- What you need to do: From the entries that follow, extract each line holding the string "Hawks".

* begin Data provided *

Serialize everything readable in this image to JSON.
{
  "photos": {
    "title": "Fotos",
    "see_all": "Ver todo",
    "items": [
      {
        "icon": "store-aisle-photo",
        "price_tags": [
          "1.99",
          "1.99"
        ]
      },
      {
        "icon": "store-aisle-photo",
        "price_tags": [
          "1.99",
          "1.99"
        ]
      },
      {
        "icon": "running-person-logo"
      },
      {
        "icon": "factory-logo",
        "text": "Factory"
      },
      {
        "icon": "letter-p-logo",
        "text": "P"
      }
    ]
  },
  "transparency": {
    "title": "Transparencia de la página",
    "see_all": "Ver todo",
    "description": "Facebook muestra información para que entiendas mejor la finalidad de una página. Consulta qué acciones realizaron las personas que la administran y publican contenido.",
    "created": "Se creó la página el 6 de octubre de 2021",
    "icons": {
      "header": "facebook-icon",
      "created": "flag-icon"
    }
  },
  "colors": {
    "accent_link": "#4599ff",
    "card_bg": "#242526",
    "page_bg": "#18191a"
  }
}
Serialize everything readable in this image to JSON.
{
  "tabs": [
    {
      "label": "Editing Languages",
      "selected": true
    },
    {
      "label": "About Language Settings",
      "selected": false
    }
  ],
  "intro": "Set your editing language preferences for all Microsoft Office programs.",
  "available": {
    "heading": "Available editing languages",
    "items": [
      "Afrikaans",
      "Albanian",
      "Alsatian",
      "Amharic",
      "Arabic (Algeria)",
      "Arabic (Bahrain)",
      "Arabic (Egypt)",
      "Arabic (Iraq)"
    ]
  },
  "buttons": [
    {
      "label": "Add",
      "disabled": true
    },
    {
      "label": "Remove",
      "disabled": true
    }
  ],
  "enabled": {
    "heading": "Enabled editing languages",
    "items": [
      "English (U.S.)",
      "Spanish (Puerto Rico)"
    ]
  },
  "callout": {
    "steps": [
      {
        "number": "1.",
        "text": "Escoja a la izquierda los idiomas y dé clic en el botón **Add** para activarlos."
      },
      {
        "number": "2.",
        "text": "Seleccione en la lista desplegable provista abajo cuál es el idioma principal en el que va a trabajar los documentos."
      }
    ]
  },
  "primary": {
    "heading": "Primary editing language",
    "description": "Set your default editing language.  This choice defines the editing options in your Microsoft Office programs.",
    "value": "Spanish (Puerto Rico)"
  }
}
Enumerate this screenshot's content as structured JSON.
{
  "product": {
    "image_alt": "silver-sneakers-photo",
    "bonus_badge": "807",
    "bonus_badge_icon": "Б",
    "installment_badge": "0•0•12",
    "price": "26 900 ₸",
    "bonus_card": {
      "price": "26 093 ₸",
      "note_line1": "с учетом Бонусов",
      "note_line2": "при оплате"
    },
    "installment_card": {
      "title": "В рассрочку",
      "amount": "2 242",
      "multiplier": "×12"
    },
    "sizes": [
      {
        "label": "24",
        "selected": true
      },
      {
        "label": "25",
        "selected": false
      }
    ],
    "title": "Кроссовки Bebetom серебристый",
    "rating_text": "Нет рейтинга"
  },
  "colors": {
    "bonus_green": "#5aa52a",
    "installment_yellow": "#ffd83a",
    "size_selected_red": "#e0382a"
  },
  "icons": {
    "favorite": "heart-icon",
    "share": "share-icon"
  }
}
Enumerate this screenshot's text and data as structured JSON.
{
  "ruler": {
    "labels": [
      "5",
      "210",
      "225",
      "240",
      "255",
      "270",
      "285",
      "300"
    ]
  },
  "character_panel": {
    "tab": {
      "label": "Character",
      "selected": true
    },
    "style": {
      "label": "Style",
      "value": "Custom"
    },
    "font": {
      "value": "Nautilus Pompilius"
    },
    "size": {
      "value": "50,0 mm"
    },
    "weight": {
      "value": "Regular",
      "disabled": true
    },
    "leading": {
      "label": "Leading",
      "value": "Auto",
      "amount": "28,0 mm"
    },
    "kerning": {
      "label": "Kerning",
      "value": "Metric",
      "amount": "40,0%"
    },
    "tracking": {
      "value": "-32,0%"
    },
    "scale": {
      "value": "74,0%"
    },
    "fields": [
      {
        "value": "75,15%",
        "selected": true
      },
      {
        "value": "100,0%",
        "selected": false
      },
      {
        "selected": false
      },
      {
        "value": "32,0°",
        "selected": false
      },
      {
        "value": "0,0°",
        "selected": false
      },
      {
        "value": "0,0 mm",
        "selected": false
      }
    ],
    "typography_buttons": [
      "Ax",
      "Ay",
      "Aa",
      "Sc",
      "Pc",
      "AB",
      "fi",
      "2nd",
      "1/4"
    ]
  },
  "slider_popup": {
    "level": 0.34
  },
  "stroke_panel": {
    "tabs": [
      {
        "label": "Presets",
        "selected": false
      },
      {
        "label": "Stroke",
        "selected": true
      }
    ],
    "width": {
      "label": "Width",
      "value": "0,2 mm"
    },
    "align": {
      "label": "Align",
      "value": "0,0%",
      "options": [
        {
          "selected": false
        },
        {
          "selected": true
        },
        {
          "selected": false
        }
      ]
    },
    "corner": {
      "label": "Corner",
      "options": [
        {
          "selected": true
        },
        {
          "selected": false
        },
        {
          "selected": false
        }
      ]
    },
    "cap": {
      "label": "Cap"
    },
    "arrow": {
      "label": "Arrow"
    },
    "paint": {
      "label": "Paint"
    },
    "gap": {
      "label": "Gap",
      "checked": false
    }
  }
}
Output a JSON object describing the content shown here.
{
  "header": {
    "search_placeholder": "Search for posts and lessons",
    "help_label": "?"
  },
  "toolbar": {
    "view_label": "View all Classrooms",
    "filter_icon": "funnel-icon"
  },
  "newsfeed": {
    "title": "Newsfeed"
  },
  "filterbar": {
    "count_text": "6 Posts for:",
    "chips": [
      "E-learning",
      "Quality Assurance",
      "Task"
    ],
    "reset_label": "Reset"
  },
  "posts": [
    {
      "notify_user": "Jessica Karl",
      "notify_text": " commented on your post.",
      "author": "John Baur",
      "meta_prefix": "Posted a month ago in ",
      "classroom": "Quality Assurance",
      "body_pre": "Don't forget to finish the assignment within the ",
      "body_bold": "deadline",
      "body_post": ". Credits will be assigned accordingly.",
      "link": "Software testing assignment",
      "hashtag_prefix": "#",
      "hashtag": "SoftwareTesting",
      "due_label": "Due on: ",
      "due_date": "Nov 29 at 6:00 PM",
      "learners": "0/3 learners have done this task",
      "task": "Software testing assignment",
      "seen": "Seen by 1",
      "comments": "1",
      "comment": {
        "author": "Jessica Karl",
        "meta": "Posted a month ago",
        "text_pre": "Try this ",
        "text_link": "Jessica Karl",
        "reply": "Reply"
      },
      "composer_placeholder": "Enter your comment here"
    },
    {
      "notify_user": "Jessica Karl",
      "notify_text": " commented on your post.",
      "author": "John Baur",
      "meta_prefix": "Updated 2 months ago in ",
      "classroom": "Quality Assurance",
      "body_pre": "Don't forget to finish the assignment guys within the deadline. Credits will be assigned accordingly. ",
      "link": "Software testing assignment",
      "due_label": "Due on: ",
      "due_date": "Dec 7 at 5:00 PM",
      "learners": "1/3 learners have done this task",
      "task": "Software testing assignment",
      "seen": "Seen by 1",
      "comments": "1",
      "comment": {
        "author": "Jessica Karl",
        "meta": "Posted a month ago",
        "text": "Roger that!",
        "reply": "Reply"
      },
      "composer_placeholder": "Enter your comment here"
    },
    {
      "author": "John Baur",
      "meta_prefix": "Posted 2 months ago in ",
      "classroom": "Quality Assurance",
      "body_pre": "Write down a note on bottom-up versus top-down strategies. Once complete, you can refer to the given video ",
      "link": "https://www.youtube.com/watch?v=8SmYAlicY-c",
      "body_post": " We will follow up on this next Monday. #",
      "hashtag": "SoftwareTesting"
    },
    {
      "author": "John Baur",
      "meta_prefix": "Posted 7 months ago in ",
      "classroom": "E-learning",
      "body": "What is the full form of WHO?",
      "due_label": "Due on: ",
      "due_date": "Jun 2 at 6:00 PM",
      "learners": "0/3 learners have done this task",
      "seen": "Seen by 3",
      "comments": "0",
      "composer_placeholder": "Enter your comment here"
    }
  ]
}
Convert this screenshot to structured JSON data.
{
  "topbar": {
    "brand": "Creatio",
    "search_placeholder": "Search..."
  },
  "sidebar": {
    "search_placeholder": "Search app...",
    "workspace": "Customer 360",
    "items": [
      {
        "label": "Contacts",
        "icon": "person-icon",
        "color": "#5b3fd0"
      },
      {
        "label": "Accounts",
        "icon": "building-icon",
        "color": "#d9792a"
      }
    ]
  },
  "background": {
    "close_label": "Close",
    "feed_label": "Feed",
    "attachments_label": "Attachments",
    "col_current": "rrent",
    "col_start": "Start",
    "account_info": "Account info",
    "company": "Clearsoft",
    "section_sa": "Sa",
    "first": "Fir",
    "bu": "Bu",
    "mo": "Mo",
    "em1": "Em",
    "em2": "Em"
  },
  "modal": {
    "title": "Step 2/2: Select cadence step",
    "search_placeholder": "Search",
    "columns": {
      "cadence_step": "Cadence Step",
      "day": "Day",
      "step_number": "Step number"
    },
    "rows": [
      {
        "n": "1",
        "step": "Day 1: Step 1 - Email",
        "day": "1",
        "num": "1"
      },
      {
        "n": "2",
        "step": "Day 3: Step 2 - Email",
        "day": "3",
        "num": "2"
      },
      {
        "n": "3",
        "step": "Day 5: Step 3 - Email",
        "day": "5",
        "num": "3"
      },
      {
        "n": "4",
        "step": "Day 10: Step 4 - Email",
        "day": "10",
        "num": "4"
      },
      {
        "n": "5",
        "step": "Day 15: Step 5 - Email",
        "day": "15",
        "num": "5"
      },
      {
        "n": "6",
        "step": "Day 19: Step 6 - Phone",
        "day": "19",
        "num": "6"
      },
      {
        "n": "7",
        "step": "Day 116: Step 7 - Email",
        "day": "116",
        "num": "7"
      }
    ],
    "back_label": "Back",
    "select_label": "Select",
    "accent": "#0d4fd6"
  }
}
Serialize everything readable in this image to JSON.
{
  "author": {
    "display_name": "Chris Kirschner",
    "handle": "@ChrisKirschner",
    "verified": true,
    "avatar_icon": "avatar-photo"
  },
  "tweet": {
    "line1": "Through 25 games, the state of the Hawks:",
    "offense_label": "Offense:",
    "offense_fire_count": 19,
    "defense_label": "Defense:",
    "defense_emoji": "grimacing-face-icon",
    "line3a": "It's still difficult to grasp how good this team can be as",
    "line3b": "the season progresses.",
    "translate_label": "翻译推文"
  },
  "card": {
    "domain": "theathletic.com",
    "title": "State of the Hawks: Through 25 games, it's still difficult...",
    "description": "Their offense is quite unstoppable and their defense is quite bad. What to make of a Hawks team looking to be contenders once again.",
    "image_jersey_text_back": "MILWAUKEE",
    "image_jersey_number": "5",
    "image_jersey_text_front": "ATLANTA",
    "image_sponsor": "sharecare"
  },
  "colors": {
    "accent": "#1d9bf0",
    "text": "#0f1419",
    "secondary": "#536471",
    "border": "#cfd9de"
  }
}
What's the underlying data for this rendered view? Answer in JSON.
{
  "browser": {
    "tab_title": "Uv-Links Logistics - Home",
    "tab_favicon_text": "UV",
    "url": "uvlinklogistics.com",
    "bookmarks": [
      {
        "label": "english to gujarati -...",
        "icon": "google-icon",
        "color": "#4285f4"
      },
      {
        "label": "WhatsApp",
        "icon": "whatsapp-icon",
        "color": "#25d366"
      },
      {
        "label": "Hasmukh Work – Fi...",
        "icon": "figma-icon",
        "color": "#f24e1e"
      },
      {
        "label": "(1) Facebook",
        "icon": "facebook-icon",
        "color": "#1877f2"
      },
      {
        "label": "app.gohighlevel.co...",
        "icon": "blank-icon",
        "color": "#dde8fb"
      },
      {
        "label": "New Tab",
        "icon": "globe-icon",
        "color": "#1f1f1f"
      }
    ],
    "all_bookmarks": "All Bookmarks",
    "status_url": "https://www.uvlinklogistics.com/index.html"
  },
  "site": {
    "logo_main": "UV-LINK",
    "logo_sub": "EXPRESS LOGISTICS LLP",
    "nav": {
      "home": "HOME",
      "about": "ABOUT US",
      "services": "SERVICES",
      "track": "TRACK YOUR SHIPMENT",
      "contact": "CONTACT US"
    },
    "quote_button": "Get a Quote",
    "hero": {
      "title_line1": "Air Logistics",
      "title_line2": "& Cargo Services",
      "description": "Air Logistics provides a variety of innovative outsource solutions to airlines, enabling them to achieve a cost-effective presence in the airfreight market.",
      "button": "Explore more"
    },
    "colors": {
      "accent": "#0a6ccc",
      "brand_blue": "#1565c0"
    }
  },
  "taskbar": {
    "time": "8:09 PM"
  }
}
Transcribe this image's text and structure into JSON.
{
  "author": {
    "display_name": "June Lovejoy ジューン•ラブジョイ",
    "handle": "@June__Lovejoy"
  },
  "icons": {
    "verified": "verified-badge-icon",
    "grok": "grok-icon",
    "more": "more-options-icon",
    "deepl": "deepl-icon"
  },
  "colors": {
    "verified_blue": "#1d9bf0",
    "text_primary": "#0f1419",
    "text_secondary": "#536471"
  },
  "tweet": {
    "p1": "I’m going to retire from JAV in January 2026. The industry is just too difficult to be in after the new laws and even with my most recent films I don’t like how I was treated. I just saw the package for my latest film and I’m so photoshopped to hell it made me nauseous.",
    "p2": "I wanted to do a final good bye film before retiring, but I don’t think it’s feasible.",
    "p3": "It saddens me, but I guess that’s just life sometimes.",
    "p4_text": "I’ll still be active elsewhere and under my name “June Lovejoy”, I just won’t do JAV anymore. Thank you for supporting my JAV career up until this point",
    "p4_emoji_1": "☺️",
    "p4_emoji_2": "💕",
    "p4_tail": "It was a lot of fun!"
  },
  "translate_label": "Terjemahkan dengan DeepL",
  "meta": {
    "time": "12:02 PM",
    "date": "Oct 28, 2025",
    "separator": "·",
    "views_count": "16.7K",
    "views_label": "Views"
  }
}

* end Data provided *

- Problem solution:
    "line1": "Through 25 games, the state of the Hawks:",
    "title": "State of the Hawks: Through 25 games, it's still difficult...",
    "description": "Their offense is quite unstoppable and their defense is quite bad. What to make of a Hawks team looking to be contenders once again.",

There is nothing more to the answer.